[Collected data]
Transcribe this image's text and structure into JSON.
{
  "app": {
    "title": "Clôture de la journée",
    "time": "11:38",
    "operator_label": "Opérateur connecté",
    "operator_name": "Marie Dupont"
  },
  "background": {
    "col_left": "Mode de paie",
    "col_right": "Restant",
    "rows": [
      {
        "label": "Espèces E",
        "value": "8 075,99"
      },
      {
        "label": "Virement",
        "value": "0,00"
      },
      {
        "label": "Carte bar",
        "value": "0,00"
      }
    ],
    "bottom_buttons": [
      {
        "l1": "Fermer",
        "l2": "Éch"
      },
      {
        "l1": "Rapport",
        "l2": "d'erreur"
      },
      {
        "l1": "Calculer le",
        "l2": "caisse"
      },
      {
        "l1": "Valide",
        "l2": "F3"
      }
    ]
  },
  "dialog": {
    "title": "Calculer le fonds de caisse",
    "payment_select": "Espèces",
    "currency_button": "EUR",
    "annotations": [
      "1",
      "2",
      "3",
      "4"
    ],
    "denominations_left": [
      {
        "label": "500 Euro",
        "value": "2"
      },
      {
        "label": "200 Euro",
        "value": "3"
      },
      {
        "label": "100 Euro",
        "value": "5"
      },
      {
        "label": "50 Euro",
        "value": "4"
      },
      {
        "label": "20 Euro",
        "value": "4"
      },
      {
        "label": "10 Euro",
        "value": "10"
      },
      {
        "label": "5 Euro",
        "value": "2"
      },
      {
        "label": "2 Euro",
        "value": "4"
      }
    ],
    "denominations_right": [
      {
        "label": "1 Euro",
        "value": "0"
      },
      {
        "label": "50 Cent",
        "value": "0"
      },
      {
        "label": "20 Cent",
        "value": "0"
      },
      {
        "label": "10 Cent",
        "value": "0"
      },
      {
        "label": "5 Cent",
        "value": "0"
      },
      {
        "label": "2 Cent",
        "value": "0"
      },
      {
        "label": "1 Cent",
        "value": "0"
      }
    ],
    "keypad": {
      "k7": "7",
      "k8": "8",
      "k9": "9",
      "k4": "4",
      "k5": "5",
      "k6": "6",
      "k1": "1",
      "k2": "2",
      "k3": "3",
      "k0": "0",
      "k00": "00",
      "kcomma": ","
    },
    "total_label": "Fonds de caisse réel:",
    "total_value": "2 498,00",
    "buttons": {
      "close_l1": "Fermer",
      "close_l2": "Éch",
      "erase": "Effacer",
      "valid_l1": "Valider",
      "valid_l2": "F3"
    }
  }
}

_Requirement_
Copy out each line above, character for character.

_Exercise answer_
Transcribe this image's text and structure into JSON.
{
  "app": {
    "title": "Clôture de la journée",
    "time": "11:38",
    "operator_label": "Opérateur connecté",
    "operator_name": "Marie Dupont"
  },
  "background": {
    "col_left": "Mode de paie",
    "col_right": "Restant",
    "rows": [
      {
        "label": "Espèces E",
        "value": "8 075,99"
      },
      {
        "label": "Virement",
        "value": "0,00"
      },
      {
        "label": "Carte bar",
        "value": "0,00"
      }
    ],
    "bottom_buttons": [
      {
        "l1": "Fermer",
        "l2": "Éch"
      },
      {
        "l1": "Rapport",
        "l2": "d'erreur"
      },
      {
        "l1": "Calculer le",
        "l2": "caisse"
      },
      {
        "l1": "Valide",
        "l2": "F3"
      }
    ]
  },
  "dialog": {
    "title": "Calculer le fonds de caisse",
    "payment_select": "Espèces",
    "currency_button": "EUR",
    "annotations": [
      "1",
      "2",
      "3",
      "4"
    ],
    "denominations_left": [
      {
        "label": "500 Euro",
        "value": "2"
      },
      {
        "label": "200 Euro",
        "value": "3"
      },
      {
        "label": "100 Euro",
        "value": "5"
      },
      {
        "label": "50 Euro",
        "value": "4"
      },
      {
        "label": "20 Euro",
        "value": "4"
      },
      {
        "label": "10 Euro",
        "value": "10"
      },
      {
        "label": "5 Euro",
        "value": "2"
      },
      {
        "label": "2 Euro",
        "value": "4"
      }
    ],
    "denominations_right": [
      {
        "label": "1 Euro",
        "value": "0"
      },
      {
        "label": "50 Cent",
        "value": "0"
      },
      {
        "label": "20 Cent",
        "value": "0"
      },
      {
        "label": "10 Cent",
        "value": "0"
      },
      {
        "label": "5 Cent",
        "value": "0"
      },
      {
        "label": "2 Cent",
        "value": "0"
      },
      {
        "label": "1 Cent",
        "value": "0"
      }
    ],
    "keypad": {
      "k7": "7",
      "k8": "8",
      "k9": "9",
      "k4": "4",
      "k5": "5",
      "k6": "6",
      "k1": "1",
      "k2": "2",
      "k3": "3",
      "k0": "0",
      "k00": "00",
      "kcomma": ","
    },
    "total_label": "Fonds de caisse réel:",
    "total_value": "2 498,00",
    "buttons": {
      "close_l1": "Fermer",
      "close_l2": "Éch",
      "erase": "Effacer",
      "valid_l1": "Valider",
      "valid_l2": "F3"
    }
  }
}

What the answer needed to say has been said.